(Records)
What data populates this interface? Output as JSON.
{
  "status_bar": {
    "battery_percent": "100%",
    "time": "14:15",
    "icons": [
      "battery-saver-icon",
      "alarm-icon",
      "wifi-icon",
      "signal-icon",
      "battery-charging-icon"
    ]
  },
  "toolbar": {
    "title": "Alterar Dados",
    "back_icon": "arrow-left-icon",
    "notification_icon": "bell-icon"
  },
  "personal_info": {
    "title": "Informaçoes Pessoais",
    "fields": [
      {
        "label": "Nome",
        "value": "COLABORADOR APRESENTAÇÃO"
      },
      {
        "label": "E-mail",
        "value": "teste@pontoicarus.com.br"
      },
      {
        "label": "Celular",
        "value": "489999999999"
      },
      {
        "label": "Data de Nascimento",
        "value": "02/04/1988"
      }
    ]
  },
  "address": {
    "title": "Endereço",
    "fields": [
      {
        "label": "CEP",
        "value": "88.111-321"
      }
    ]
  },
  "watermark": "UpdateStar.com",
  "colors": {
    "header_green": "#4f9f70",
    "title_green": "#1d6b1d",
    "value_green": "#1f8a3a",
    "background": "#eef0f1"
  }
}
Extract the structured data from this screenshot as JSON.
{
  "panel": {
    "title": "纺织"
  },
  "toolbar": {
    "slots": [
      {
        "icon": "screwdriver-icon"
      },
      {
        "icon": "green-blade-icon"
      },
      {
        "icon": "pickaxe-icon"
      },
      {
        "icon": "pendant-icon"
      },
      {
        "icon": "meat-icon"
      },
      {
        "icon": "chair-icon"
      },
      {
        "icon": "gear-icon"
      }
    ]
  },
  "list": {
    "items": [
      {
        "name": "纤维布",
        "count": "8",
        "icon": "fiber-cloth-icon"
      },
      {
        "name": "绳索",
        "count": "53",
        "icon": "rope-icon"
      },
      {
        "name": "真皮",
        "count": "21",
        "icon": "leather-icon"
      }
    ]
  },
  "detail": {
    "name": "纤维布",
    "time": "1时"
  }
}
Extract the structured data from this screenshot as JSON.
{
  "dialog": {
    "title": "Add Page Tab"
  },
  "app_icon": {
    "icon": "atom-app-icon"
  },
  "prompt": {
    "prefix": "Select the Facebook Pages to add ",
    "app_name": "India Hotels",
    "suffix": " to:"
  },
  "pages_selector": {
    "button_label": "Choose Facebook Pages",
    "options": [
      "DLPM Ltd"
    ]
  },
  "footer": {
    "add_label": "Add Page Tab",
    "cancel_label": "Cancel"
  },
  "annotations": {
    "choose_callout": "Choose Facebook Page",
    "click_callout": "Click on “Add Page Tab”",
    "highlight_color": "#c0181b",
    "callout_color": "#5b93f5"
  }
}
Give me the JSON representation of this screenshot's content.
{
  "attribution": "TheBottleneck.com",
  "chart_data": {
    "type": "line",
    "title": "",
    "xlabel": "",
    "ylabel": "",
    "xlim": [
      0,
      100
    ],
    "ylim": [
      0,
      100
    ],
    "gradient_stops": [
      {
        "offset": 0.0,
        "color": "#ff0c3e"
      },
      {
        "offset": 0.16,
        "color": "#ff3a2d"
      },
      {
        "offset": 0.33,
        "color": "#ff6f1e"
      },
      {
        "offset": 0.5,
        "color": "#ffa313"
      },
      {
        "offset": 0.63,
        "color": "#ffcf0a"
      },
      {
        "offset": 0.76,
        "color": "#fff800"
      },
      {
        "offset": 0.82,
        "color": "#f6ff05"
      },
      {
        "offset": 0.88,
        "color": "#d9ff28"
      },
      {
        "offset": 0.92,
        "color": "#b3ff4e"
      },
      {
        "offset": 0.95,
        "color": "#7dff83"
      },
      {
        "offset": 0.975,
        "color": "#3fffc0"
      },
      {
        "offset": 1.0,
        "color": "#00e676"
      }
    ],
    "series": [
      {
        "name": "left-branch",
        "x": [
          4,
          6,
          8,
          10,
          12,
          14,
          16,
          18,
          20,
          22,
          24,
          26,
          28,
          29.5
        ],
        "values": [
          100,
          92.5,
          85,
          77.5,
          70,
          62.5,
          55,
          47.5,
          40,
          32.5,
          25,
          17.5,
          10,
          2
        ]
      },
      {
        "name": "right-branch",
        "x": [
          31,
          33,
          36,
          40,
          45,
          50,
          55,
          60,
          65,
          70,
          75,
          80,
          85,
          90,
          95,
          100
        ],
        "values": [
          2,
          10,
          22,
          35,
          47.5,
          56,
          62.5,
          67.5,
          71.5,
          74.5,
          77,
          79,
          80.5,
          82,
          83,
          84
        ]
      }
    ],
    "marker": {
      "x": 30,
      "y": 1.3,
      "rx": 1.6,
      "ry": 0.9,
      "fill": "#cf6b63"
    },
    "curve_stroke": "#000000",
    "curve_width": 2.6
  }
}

▶ [Directions]:
Set down each entry again, unchanged.

▶ [Response for this exercise]:
What data populates this interface? Output as JSON.
{
  "status_bar": {
    "battery_percent": "100%",
    "time": "14:15",
    "icons": [
      "battery-saver-icon",
      "alarm-icon",
      "wifi-icon",
      "signal-icon",
      "battery-charging-icon"
    ]
  },
  "toolbar": {
    "title": "Alterar Dados",
    "back_icon": "arrow-left-icon",
    "notification_icon": "bell-icon"
  },
  "personal_info": {
    "title": "Informaçoes Pessoais",
    "fields": [
      {
        "label": "Nome",
        "value": "COLABORADOR APRESENTAÇÃO"
      },
      {
        "label": "E-mail",
        "value": "teste@pontoicarus.com.br"
      },
      {
        "label": "Celular",
        "value": "489999999999"
      },
      {
        "label": "Data de Nascimento",
        "value": "02/04/1988"
      }
    ]
  },
  "address": {
    "title": "Endereço",
    "fields": [
      {
        "label": "CEP",
        "value": "88.111-321"
      }
    ]
  },
  "watermark": "UpdateStar.com",
  "colors": {
    "header_green": "#4f9f70",
    "title_green": "#1d6b1d",
    "value_green": "#1f8a3a",
    "background": "#eef0f1"
  }
}
Extract the structured data from this screenshot as JSON.
{
  "panel": {
    "title": "纺织"
  },
  "toolbar": {
    "slots": [
      {
        "icon": "screwdriver-icon"
      },
      {
        "icon": "green-blade-icon"
      },
      {
        "icon": "pickaxe-icon"
      },
      {
        "icon": "pendant-icon"
      },
      {
        "icon": "meat-icon"
      },
      {
        "icon": "chair-icon"
      },
      {
        "icon": "gear-icon"
      }
    ]
  },
  "list": {
    "items": [
      {
        "name": "纤维布",
        "count": "8",
        "icon": "fiber-cloth-icon"
      },
      {
        "name": "绳索",
        "count": "53",
        "icon": "rope-icon"
      },
      {
        "name": "真皮",
        "count": "21",
        "icon": "leather-icon"
      }
    ]
  },
  "detail": {
    "name": "纤维布",
    "time": "1时"
  }
}
Extract the structured data from this screenshot as JSON.
{
  "dialog": {
    "title": "Add Page Tab"
  },
  "app_icon": {
    "icon": "atom-app-icon"
  },
  "prompt": {
    "prefix": "Select the Facebook Pages to add ",
    "app_name": "India Hotels",
    "suffix": " to:"
  },
  "pages_selector": {
    "button_label": "Choose Facebook Pages",
    "options": [
      "DLPM Ltd"
    ]
  },
  "footer": {
    "add_label": "Add Page Tab",
    "cancel_label": "Cancel"
  },
  "annotations": {
    "choose_callout": "Choose Facebook Page",
    "click_callout": "Click on “Add Page Tab”",
    "highlight_color": "#c0181b",
    "callout_color": "#5b93f5"
  }
}
Give me the JSON representation of this screenshot's content.
{
  "attribution": "TheBottleneck.com",
  "chart_data": {
    "type": "line",
    "title": "",
    "xlabel": "",
    "ylabel": "",
    "xlim": [
      0,
      100
    ],
    "ylim": [
      0,
      100
    ],
    "gradient_stops": [
      {
        "offset": 0.0,
        "color": "#ff0c3e"
      },
      {
        "offset": 0.16,
        "color": "#ff3a2d"
      },
      {
        "offset": 0.33,
        "color": "#ff6f1e"
      },
      {
        "offset": 0.5,
        "color": "#ffa313"
      },
      {
        "offset": 0.63,
        "color": "#ffcf0a"
      },
      {
        "offset": 0.76,
        "color": "#fff800"
      },
      {
        "offset": 0.82,
        "color": "#f6ff05"
      },
      {
        "offset": 0.88,
        "color": "#d9ff28"
      },
      {
        "offset": 0.92,
        "color": "#b3ff4e"
      },
      {
        "offset": 0.95,
        "color": "#7dff83"
      },
      {
        "offset": 0.975,
        "color": "#3fffc0"
      },
      {
        "offset": 1.0,
        "color": "#00e676"
      }
    ],
    "series": [
      {
        "name": "left-branch",
        "x": [
          4,
          6,
          8,
          10,
          12,
          14,
          16,
          18,
          20,
          22,
          24,
          26,
          28,
          29.5
        ],
        "values": [
          100,
          92.5,
          85,
          77.5,
          70,
          62.5,
          55,
          47.5,
          40,
          32.5,
          25,
          17.5,
          10,
          2
        ]
      },
      {
        "name": "right-branch",
        "x": [
          31,
          33,
          36,
          40,
          45,
          50,
          55,
          60,
          65,
          70,
          75,
          80,
          85,
          90,
          95,
          100
        ],
        "values": [
          2,
          10,
          22,
          35,
          47.5,
          56,
          62.5,
          67.5,
          71.5,
          74.5,
          77,
          79,
          80.5,
          82,
          83,
          84
        ]
      }
    ],
    "marker": {
      "x": 30,
      "y": 1.3,
      "rx": 1.6,
      "ry": 0.9,
      "fill": "#cf6b63"
    },
    "curve_stroke": "#000000",
    "curve_width": 2.6
  }
}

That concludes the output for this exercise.